Exercise: Each line containing the word "Index" needs to be copied.

Provided records:

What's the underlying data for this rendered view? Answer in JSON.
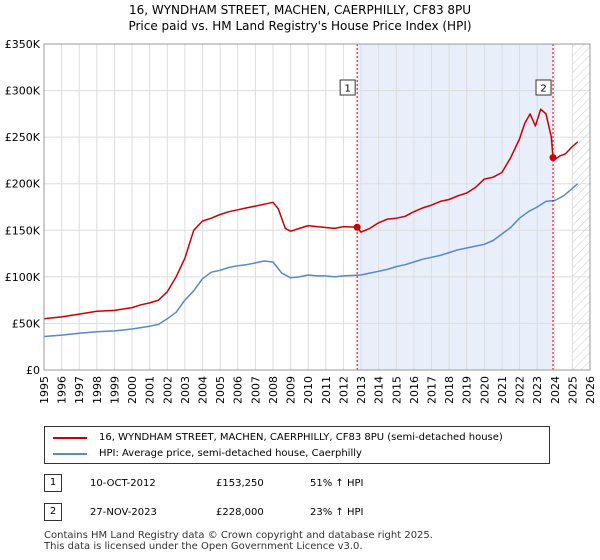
{
  "header": {
    "title_line1": "16, WYNDHAM STREET, MACHEN, CAERPHILLY, CF83 8PU",
    "title_line2": "Price paid vs. HM Land Registry's House Price Index (HPI)"
  },
  "colors": {
    "property": "#cc0000",
    "hpi": "#5588cc",
    "shade": "#e8eefa",
    "grid": "#dddddd",
    "marker_line": "#cc0000"
  },
  "chart_data": {
    "type": "line",
    "title": "Price paid vs. HM Land Registry's House Price Index (HPI)",
    "xlabel": "",
    "ylabel": "",
    "xlim": [
      1995,
      2026
    ],
    "ylim": [
      0,
      350000
    ],
    "x_ticks": [
      1995,
      1996,
      1997,
      1998,
      1999,
      2000,
      2001,
      2002,
      2003,
      2004,
      2005,
      2006,
      2007,
      2008,
      2009,
      2010,
      2011,
      2012,
      2013,
      2014,
      2015,
      2016,
      2017,
      2018,
      2019,
      2020,
      2021,
      2022,
      2023,
      2024,
      2025,
      2026
    ],
    "y_ticks": [
      {
        "value": 0,
        "label": "£0"
      },
      {
        "value": 50000,
        "label": "£50K"
      },
      {
        "value": 100000,
        "label": "£100K"
      },
      {
        "value": 150000,
        "label": "£150K"
      },
      {
        "value": 200000,
        "label": "£200K"
      },
      {
        "value": 250000,
        "label": "£250K"
      },
      {
        "value": 300000,
        "label": "£300K"
      },
      {
        "value": 350000,
        "label": "£350K"
      }
    ],
    "grid": true,
    "shaded_range": [
      2012.78,
      2023.9
    ],
    "hatched_after": 2025.0,
    "series": [
      {
        "name": "16, WYNDHAM STREET, MACHEN, CAERPHILLY, CF83 8PU (semi-detached house)",
        "color": "#cc0000",
        "x": [
          1995,
          1996,
          1997,
          1998,
          1999,
          2000,
          2000.5,
          2001,
          2001.5,
          2002,
          2002.5,
          2003,
          2003.5,
          2004,
          2004.5,
          2005,
          2005.5,
          2006,
          2006.5,
          2007,
          2007.5,
          2008,
          2008.3,
          2008.7,
          2009,
          2009.5,
          2010,
          2010.5,
          2011,
          2011.5,
          2012,
          2012.78,
          2013,
          2013.5,
          2014,
          2014.5,
          2015,
          2015.5,
          2016,
          2016.5,
          2017,
          2017.5,
          2018,
          2018.5,
          2019,
          2019.5,
          2020,
          2020.5,
          2021,
          2021.5,
          2022,
          2022.3,
          2022.6,
          2022.9,
          2023.2,
          2023.5,
          2023.8,
          2023.9,
          2024,
          2024.3,
          2024.6,
          2025,
          2025.3
        ],
        "values": [
          55000,
          57000,
          60000,
          63000,
          64000,
          67000,
          70000,
          72000,
          75000,
          84000,
          100000,
          120000,
          150000,
          160000,
          163000,
          167000,
          170000,
          172000,
          174000,
          176000,
          178000,
          180000,
          173000,
          152000,
          149000,
          152000,
          155000,
          154000,
          153000,
          152000,
          154000,
          153250,
          148000,
          152000,
          158000,
          162000,
          163000,
          165000,
          170000,
          174000,
          177000,
          181000,
          183000,
          187000,
          190000,
          196000,
          205000,
          207000,
          212000,
          228000,
          248000,
          265000,
          275000,
          262000,
          280000,
          275000,
          250000,
          228000,
          226000,
          230000,
          232000,
          240000,
          245000
        ]
      },
      {
        "name": "HPI: Average price, semi-detached house, Caerphilly",
        "color": "#5588cc",
        "x": [
          1995,
          1996,
          1997,
          1998,
          1999,
          2000,
          2001,
          2001.5,
          2002,
          2002.5,
          2003,
          2003.5,
          2004,
          2004.5,
          2005,
          2005.5,
          2006,
          2006.5,
          2007,
          2007.5,
          2008,
          2008.5,
          2009,
          2009.5,
          2010,
          2010.5,
          2011,
          2011.5,
          2012,
          2012.5,
          2013,
          2013.5,
          2014,
          2014.5,
          2015,
          2015.5,
          2016,
          2016.5,
          2017,
          2017.5,
          2018,
          2018.5,
          2019,
          2019.5,
          2020,
          2020.5,
          2021,
          2021.5,
          2022,
          2022.5,
          2023,
          2023.5,
          2024,
          2024.5,
          2025,
          2025.3
        ],
        "values": [
          36000,
          37500,
          39500,
          41000,
          42000,
          44000,
          47000,
          49000,
          55000,
          62000,
          75000,
          85000,
          98000,
          105000,
          107000,
          110000,
          112000,
          113000,
          115000,
          117000,
          116000,
          104000,
          99000,
          100000,
          102000,
          101000,
          101000,
          100000,
          101000,
          101500,
          102000,
          104000,
          106000,
          108000,
          111000,
          113000,
          116000,
          119000,
          121000,
          123000,
          126000,
          129000,
          131000,
          133000,
          135000,
          139000,
          146000,
          153000,
          163000,
          170000,
          175000,
          181000,
          182000,
          187000,
          195000,
          200000
        ]
      }
    ],
    "annotations": [
      {
        "label": "1",
        "x": 2012.78,
        "y": 153250
      },
      {
        "label": "2",
        "x": 2023.9,
        "y": 228000
      }
    ]
  },
  "legend": {
    "series1": "16, WYNDHAM STREET, MACHEN, CAERPHILLY, CF83 8PU (semi-detached house)",
    "series2": "HPI: Average price, semi-detached house, Caerphilly"
  },
  "transactions": [
    {
      "num": "1",
      "date": "10-OCT-2012",
      "price": "£153,250",
      "hpi": "51% ↑ HPI"
    },
    {
      "num": "2",
      "date": "27-NOV-2023",
      "price": "£228,000",
      "hpi": "23% ↑ HPI"
    }
  ],
  "footer": {
    "line1": "Contains HM Land Registry data © Crown copyright and database right 2025.",
    "line2": "This data is licensed under the Open Government Licence v3.0."
  }
}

Result of this exercise:
    "title_line2": "Price paid vs. HM Land Registry's House Price Index (HPI)"
    "title": "Price paid vs. HM Land Registry's House Price Index (HPI)",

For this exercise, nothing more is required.